Copy out the data below verbatim.
-- start --
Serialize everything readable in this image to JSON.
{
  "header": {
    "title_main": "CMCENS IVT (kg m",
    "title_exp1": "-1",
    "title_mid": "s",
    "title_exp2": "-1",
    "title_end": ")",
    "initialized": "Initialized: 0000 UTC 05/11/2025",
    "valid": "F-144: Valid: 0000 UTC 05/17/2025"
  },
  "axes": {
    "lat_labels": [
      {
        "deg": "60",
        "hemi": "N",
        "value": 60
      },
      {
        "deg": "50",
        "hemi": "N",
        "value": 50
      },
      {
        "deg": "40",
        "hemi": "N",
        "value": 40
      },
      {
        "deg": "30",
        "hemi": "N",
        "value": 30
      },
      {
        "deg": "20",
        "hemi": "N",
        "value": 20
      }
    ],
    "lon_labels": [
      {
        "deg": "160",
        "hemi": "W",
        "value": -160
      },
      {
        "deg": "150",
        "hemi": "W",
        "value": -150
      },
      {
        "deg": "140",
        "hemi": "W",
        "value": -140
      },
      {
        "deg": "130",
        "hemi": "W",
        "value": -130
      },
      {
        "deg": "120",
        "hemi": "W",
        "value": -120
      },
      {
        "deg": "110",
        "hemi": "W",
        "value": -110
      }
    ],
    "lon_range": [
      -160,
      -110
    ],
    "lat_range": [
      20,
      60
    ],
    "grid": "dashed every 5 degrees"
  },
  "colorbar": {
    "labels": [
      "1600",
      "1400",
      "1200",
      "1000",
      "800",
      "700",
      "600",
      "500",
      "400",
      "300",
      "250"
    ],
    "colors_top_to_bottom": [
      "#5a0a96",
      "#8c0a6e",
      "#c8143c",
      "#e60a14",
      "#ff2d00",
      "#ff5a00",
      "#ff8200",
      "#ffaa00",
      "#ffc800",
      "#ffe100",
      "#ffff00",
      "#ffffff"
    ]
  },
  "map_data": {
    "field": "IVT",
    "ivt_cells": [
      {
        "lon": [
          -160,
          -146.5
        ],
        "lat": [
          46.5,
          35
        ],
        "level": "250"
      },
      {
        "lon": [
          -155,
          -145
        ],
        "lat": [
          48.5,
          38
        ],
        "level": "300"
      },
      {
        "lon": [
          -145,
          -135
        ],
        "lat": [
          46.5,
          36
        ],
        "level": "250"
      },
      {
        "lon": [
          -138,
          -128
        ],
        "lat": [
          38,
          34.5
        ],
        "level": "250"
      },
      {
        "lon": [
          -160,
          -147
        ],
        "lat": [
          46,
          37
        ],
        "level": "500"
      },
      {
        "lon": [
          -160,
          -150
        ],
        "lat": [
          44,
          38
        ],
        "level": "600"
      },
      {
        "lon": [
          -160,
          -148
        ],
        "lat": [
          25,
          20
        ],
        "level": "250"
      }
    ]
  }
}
-- end --
### REPLY
Serialize everything readable in this image to JSON.
{
  "header": {
    "title_main": "CMCENS IVT (kg m",
    "title_exp1": "-1",
    "title_mid": "s",
    "title_exp2": "-1",
    "title_end": ")",
    "initialized": "Initialized: 0000 UTC 05/11/2025",
    "valid": "F-144: Valid: 0000 UTC 05/17/2025"
  },
  "axes": {
    "lat_labels": [
      {
        "deg": "60",
        "hemi": "N",
        "value": 60
      },
      {
        "deg": "50",
        "hemi": "N",
        "value": 50
      },
      {
        "deg": "40",
        "hemi": "N",
        "value": 40
      },
      {
        "deg": "30",
        "hemi": "N",
        "value": 30
      },
      {
        "deg": "20",
        "hemi": "N",
        "value": 20
      }
    ],
    "lon_labels": [
      {
        "deg": "160",
        "hemi": "W",
        "value": -160
      },
      {
        "deg": "150",
        "hemi": "W",
        "value": -150
      },
      {
        "deg": "140",
        "hemi": "W",
        "value": -140
      },
      {
        "deg": "130",
        "hemi": "W",
        "value": -130
      },
      {
        "deg": "120",
        "hemi": "W",
        "value": -120
      },
      {
        "deg": "110",
        "hemi": "W",
        "value": -110
      }
    ],
    "lon_range": [
      -160,
      -110
    ],
    "lat_range": [
      20,
      60
    ],
    "grid": "dashed every 5 degrees"
  },
  "colorbar": {
    "labels": [
      "1600",
      "1400",
      "1200",
      "1000",
      "800",
      "700",
      "600",
      "500",
      "400",
      "300",
      "250"
    ],
    "colors_top_to_bottom": [
      "#5a0a96",
      "#8c0a6e",
      "#c8143c",
      "#e60a14",
      "#ff2d00",
      "#ff5a00",
      "#ff8200",
      "#ffaa00",
      "#ffc800",
      "#ffe100",
      "#ffff00",
      "#ffffff"
    ]
  },
  "map_data": {
    "field": "IVT",
    "ivt_cells": [
      {
        "lon": [
          -160,
          -146.5
        ],
        "lat": [
          46.5,
          35
        ],
        "level": "250"
      },
      {
        "lon": [
          -155,
          -145
        ],
        "lat": [
          48.5,
          38
        ],
        "level": "300"
      },
      {
        "lon": [
          -145,
          -135
        ],
        "lat": [
          46.5,
          36
        ],
        "level": "250"
      },
      {
        "lon": [
          -138,
          -128
        ],
        "lat": [
          38,
          34.5
        ],
        "level": "250"
      },
      {
        "lon": [
          -160,
          -147
        ],
        "lat": [
          46,
          37
        ],
        "level": "500"
      },
      {
        "lon": [
          -160,
          -150
        ],
        "lat": [
          44,
          38
        ],
        "level": "600"
      },
      {
        "lon": [
          -160,
          -148
        ],
        "lat": [
          25,
          20
        ],
        "level": "250"
      }
    ]
  }
}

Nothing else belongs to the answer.